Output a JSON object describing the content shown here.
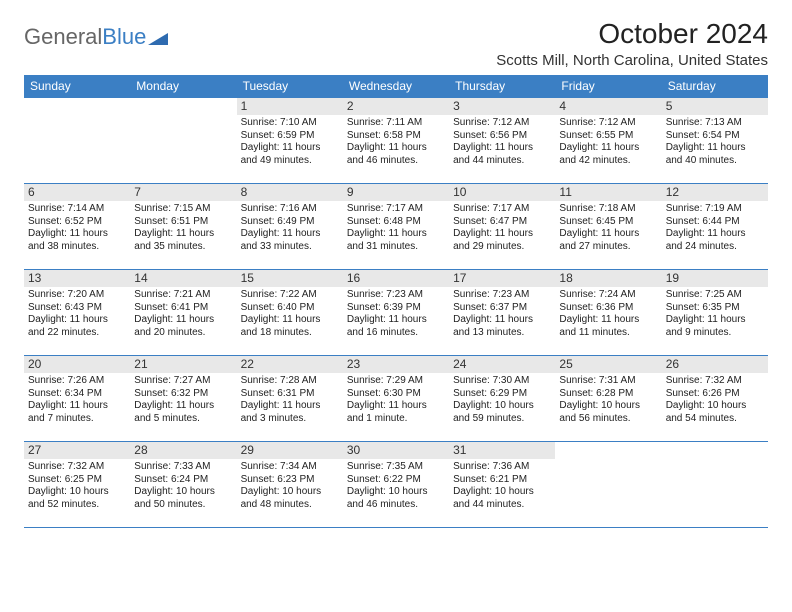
{
  "logo": {
    "part1": "General",
    "part2": "Blue"
  },
  "title": "October 2024",
  "location": "Scotts Mill, North Carolina, United States",
  "header_bg": "#3b7fc4",
  "day_headers": [
    "Sunday",
    "Monday",
    "Tuesday",
    "Wednesday",
    "Thursday",
    "Friday",
    "Saturday"
  ],
  "weeks": [
    [
      null,
      null,
      {
        "n": "1",
        "sr": "7:10 AM",
        "ss": "6:59 PM",
        "dl": "11 hours and 49 minutes."
      },
      {
        "n": "2",
        "sr": "7:11 AM",
        "ss": "6:58 PM",
        "dl": "11 hours and 46 minutes."
      },
      {
        "n": "3",
        "sr": "7:12 AM",
        "ss": "6:56 PM",
        "dl": "11 hours and 44 minutes."
      },
      {
        "n": "4",
        "sr": "7:12 AM",
        "ss": "6:55 PM",
        "dl": "11 hours and 42 minutes."
      },
      {
        "n": "5",
        "sr": "7:13 AM",
        "ss": "6:54 PM",
        "dl": "11 hours and 40 minutes."
      }
    ],
    [
      {
        "n": "6",
        "sr": "7:14 AM",
        "ss": "6:52 PM",
        "dl": "11 hours and 38 minutes."
      },
      {
        "n": "7",
        "sr": "7:15 AM",
        "ss": "6:51 PM",
        "dl": "11 hours and 35 minutes."
      },
      {
        "n": "8",
        "sr": "7:16 AM",
        "ss": "6:49 PM",
        "dl": "11 hours and 33 minutes."
      },
      {
        "n": "9",
        "sr": "7:17 AM",
        "ss": "6:48 PM",
        "dl": "11 hours and 31 minutes."
      },
      {
        "n": "10",
        "sr": "7:17 AM",
        "ss": "6:47 PM",
        "dl": "11 hours and 29 minutes."
      },
      {
        "n": "11",
        "sr": "7:18 AM",
        "ss": "6:45 PM",
        "dl": "11 hours and 27 minutes."
      },
      {
        "n": "12",
        "sr": "7:19 AM",
        "ss": "6:44 PM",
        "dl": "11 hours and 24 minutes."
      }
    ],
    [
      {
        "n": "13",
        "sr": "7:20 AM",
        "ss": "6:43 PM",
        "dl": "11 hours and 22 minutes."
      },
      {
        "n": "14",
        "sr": "7:21 AM",
        "ss": "6:41 PM",
        "dl": "11 hours and 20 minutes."
      },
      {
        "n": "15",
        "sr": "7:22 AM",
        "ss": "6:40 PM",
        "dl": "11 hours and 18 minutes."
      },
      {
        "n": "16",
        "sr": "7:23 AM",
        "ss": "6:39 PM",
        "dl": "11 hours and 16 minutes."
      },
      {
        "n": "17",
        "sr": "7:23 AM",
        "ss": "6:37 PM",
        "dl": "11 hours and 13 minutes."
      },
      {
        "n": "18",
        "sr": "7:24 AM",
        "ss": "6:36 PM",
        "dl": "11 hours and 11 minutes."
      },
      {
        "n": "19",
        "sr": "7:25 AM",
        "ss": "6:35 PM",
        "dl": "11 hours and 9 minutes."
      }
    ],
    [
      {
        "n": "20",
        "sr": "7:26 AM",
        "ss": "6:34 PM",
        "dl": "11 hours and 7 minutes."
      },
      {
        "n": "21",
        "sr": "7:27 AM",
        "ss": "6:32 PM",
        "dl": "11 hours and 5 minutes."
      },
      {
        "n": "22",
        "sr": "7:28 AM",
        "ss": "6:31 PM",
        "dl": "11 hours and 3 minutes."
      },
      {
        "n": "23",
        "sr": "7:29 AM",
        "ss": "6:30 PM",
        "dl": "11 hours and 1 minute."
      },
      {
        "n": "24",
        "sr": "7:30 AM",
        "ss": "6:29 PM",
        "dl": "10 hours and 59 minutes."
      },
      {
        "n": "25",
        "sr": "7:31 AM",
        "ss": "6:28 PM",
        "dl": "10 hours and 56 minutes."
      },
      {
        "n": "26",
        "sr": "7:32 AM",
        "ss": "6:26 PM",
        "dl": "10 hours and 54 minutes."
      }
    ],
    [
      {
        "n": "27",
        "sr": "7:32 AM",
        "ss": "6:25 PM",
        "dl": "10 hours and 52 minutes."
      },
      {
        "n": "28",
        "sr": "7:33 AM",
        "ss": "6:24 PM",
        "dl": "10 hours and 50 minutes."
      },
      {
        "n": "29",
        "sr": "7:34 AM",
        "ss": "6:23 PM",
        "dl": "10 hours and 48 minutes."
      },
      {
        "n": "30",
        "sr": "7:35 AM",
        "ss": "6:22 PM",
        "dl": "10 hours and 46 minutes."
      },
      {
        "n": "31",
        "sr": "7:36 AM",
        "ss": "6:21 PM",
        "dl": "10 hours and 44 minutes."
      },
      null,
      null
    ]
  ],
  "labels": {
    "sunrise": "Sunrise: ",
    "sunset": "Sunset: ",
    "daylight": "Daylight: "
  }
}
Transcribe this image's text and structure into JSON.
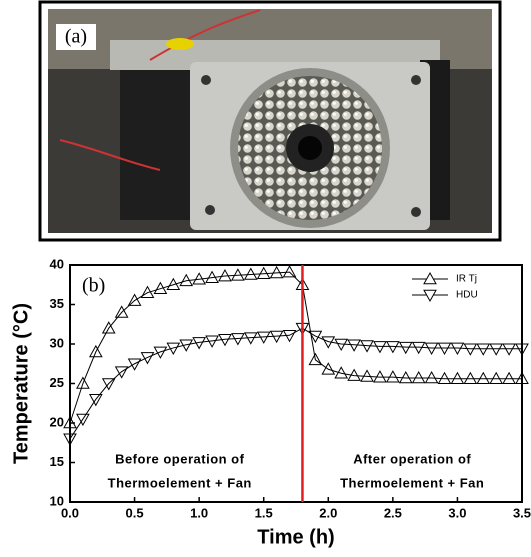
{
  "photo": {
    "label": "(a)"
  },
  "chart_data": {
    "type": "scatter-line",
    "panel_label": "(b)",
    "x_label": "Time (h)",
    "y_label": "Temperature (°C)",
    "xlim": [
      0,
      3.5
    ],
    "xticks": [
      {
        "value": 0,
        "label": "0.0"
      },
      0.5,
      {
        "value": 1,
        "label": "1.0"
      },
      1.5,
      {
        "value": 2,
        "label": "2.0"
      },
      2.5,
      {
        "value": 3,
        "label": "3.0"
      },
      3.5
    ],
    "ylim": [
      10,
      40
    ],
    "yticks": [
      10,
      15,
      20,
      25,
      30,
      35,
      40
    ],
    "x": [
      0,
      0.1,
      0.2,
      0.3,
      0.4,
      0.5,
      0.6,
      0.7,
      0.8,
      0.9,
      1.0,
      1.1,
      1.2,
      1.3,
      1.4,
      1.5,
      1.6,
      1.7,
      1.8,
      1.9,
      2.0,
      2.1,
      2.2,
      2.3,
      2.4,
      2.5,
      2.6,
      2.7,
      2.8,
      2.9,
      3.0,
      3.1,
      3.2,
      3.3,
      3.4,
      3.5
    ],
    "series": [
      {
        "name": "IR Tj",
        "marker": "up",
        "color": "#000000",
        "values": [
          20,
          25,
          29,
          32,
          34,
          35.5,
          36.5,
          37,
          37.5,
          38,
          38.2,
          38.4,
          38.6,
          38.7,
          38.8,
          38.9,
          39,
          39.1,
          37.5,
          28,
          26.8,
          26.3,
          26,
          25.9,
          25.8,
          25.8,
          25.7,
          25.7,
          25.7,
          25.6,
          25.6,
          25.6,
          25.6,
          25.6,
          25.6,
          25.6
        ]
      },
      {
        "name": "HDU",
        "marker": "down",
        "color": "#000000",
        "values": [
          18,
          20.5,
          23,
          25,
          26.5,
          27.5,
          28.3,
          29,
          29.5,
          29.9,
          30.2,
          30.4,
          30.6,
          30.7,
          30.8,
          30.9,
          31,
          31.1,
          32,
          31,
          30.3,
          30,
          29.9,
          29.8,
          29.7,
          29.7,
          29.6,
          29.6,
          29.5,
          29.5,
          29.5,
          29.4,
          29.4,
          29.4,
          29.4,
          29.4
        ]
      }
    ],
    "vertical_line": {
      "x": 1.8,
      "color": "#e02020"
    },
    "annotations": [
      {
        "x": 0.85,
        "y": 15.3,
        "text": "Before operation of"
      },
      {
        "x": 0.85,
        "y": 12.3,
        "text": "Thermoelement + Fan"
      },
      {
        "x": 2.65,
        "y": 15.3,
        "text": "After operation of"
      },
      {
        "x": 2.65,
        "y": 12.3,
        "text": "Thermoelement + Fan"
      }
    ],
    "legend": "top-right"
  }
}
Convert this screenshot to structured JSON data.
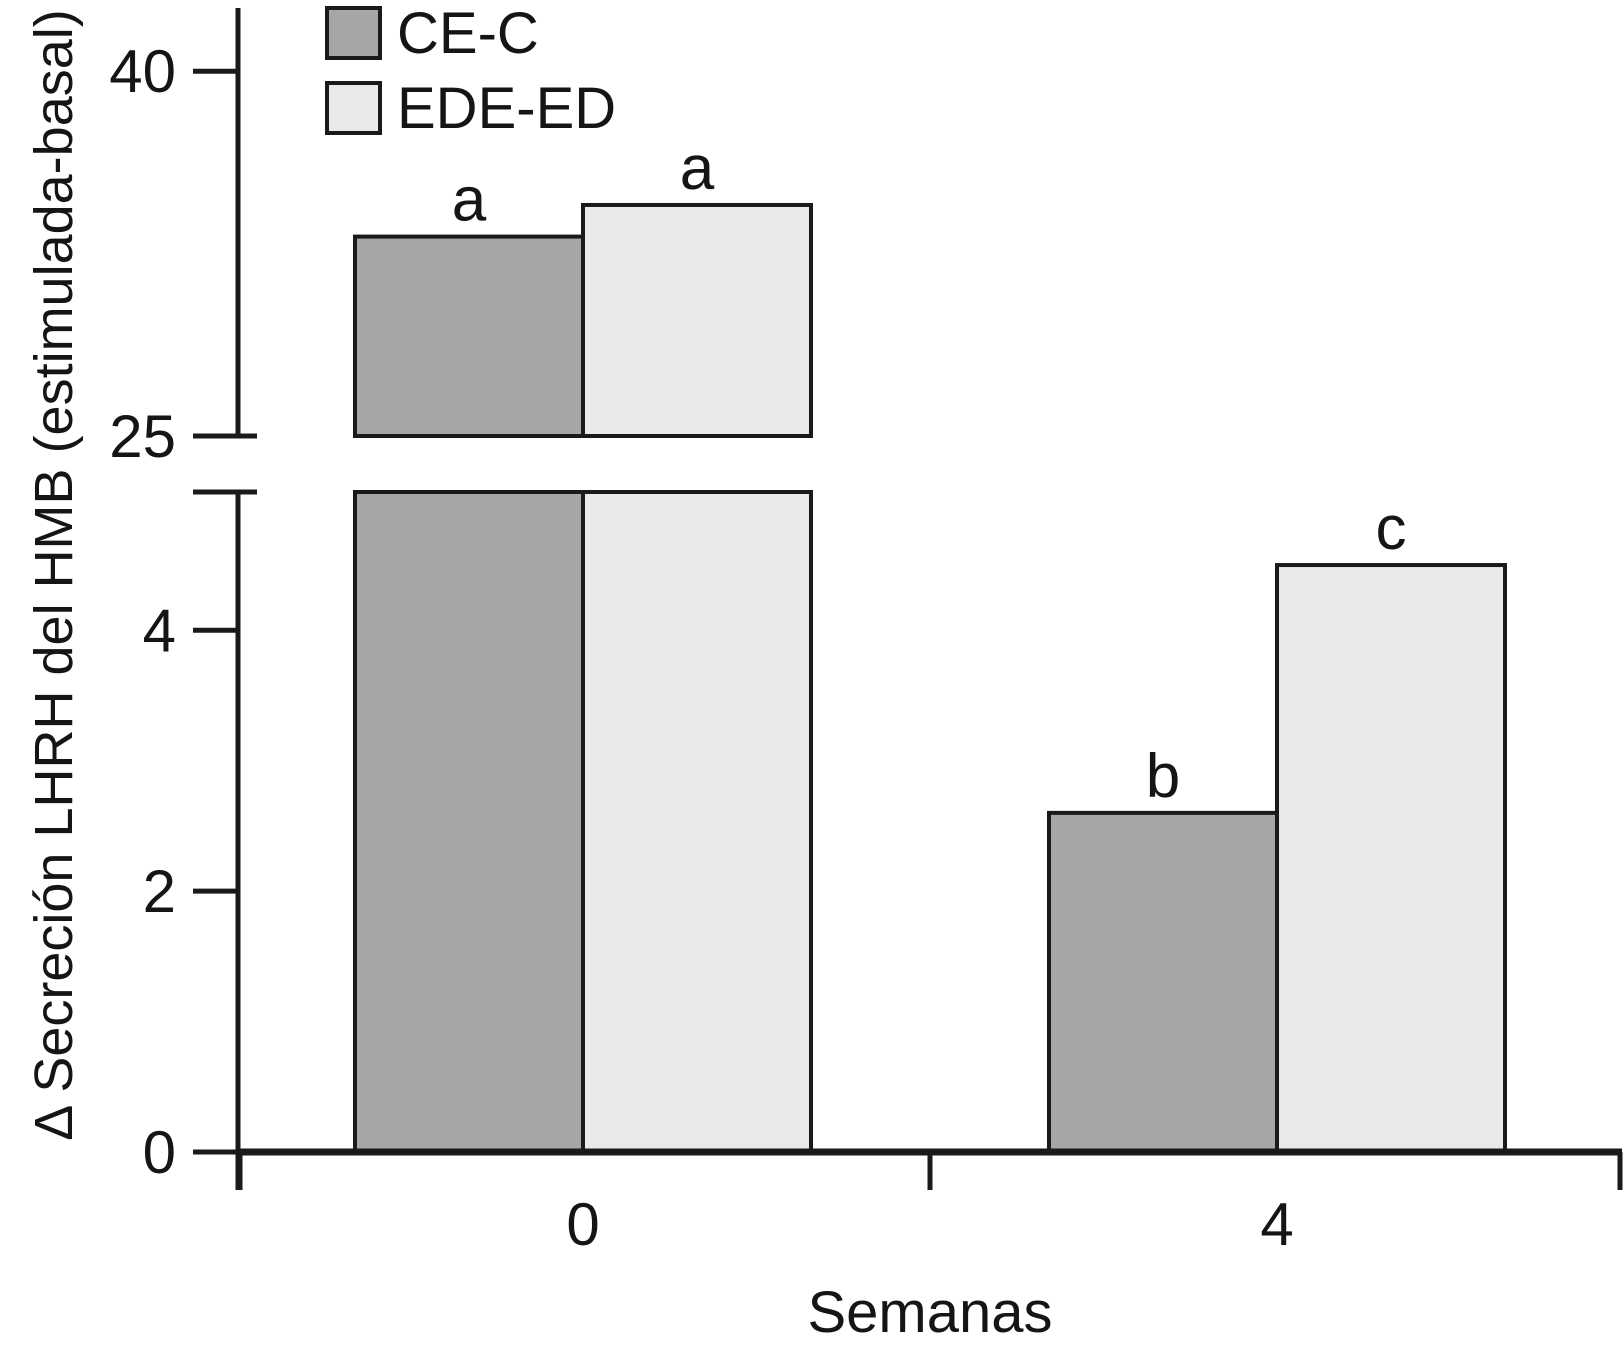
{
  "chart_data": {
    "type": "bar",
    "title": "",
    "xlabel": "Semanas",
    "ylabel": "Δ Secreción LHRH del HMB (estimulada-basal)",
    "categories": [
      "0",
      "4"
    ],
    "series": [
      {
        "name": "CE-C",
        "color": "#a6a6a6",
        "values": [
          33.2,
          2.6
        ],
        "sig_labels": [
          "a",
          "b"
        ]
      },
      {
        "name": "EDE-ED",
        "color": "#e9e9e9",
        "values": [
          34.5,
          4.5
        ],
        "sig_labels": [
          "a",
          "c"
        ]
      }
    ],
    "axis_break": true,
    "upper_axis": {
      "range": [
        25,
        42.6
      ],
      "ticks": [
        {
          "value": 40,
          "label": "40"
        },
        {
          "value": 25,
          "label": "25"
        }
      ]
    },
    "lower_axis": {
      "range": [
        0,
        5.06
      ],
      "ticks": [
        {
          "value": 5.06,
          "label": ""
        },
        {
          "value": 4,
          "label": "4"
        },
        {
          "value": 2,
          "label": "2"
        },
        {
          "value": 0,
          "label": "0"
        }
      ]
    },
    "grid": false,
    "legend_position": "top-left",
    "outline_color": "#1a1a1a",
    "background": "#ffffff"
  },
  "legend": {
    "items": [
      {
        "label": "CE-C",
        "color": "#a6a6a6"
      },
      {
        "label": "EDE-ED",
        "color": "#e9e9e9"
      }
    ]
  }
}
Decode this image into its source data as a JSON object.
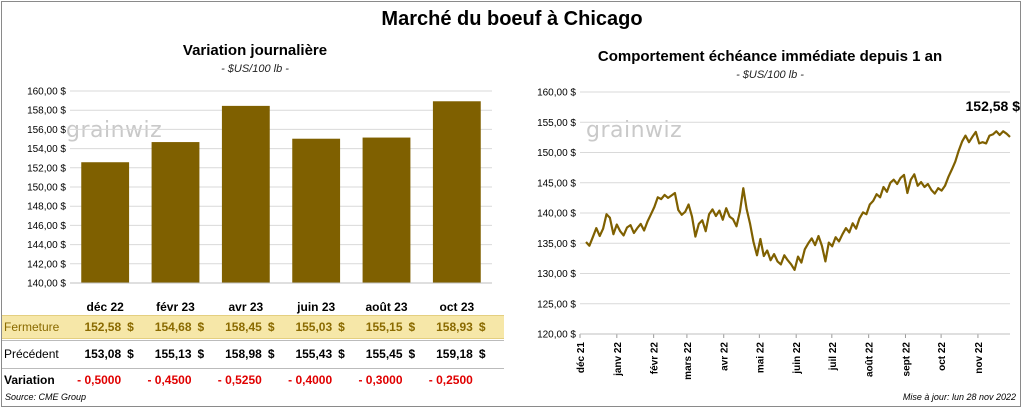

### Exercise requirements
Pull out every line containing "name".

### Output below
        "name": "IR Tj",
        "name": "HDU",
        "name": "CE-C",
        "name": "EDE-ED",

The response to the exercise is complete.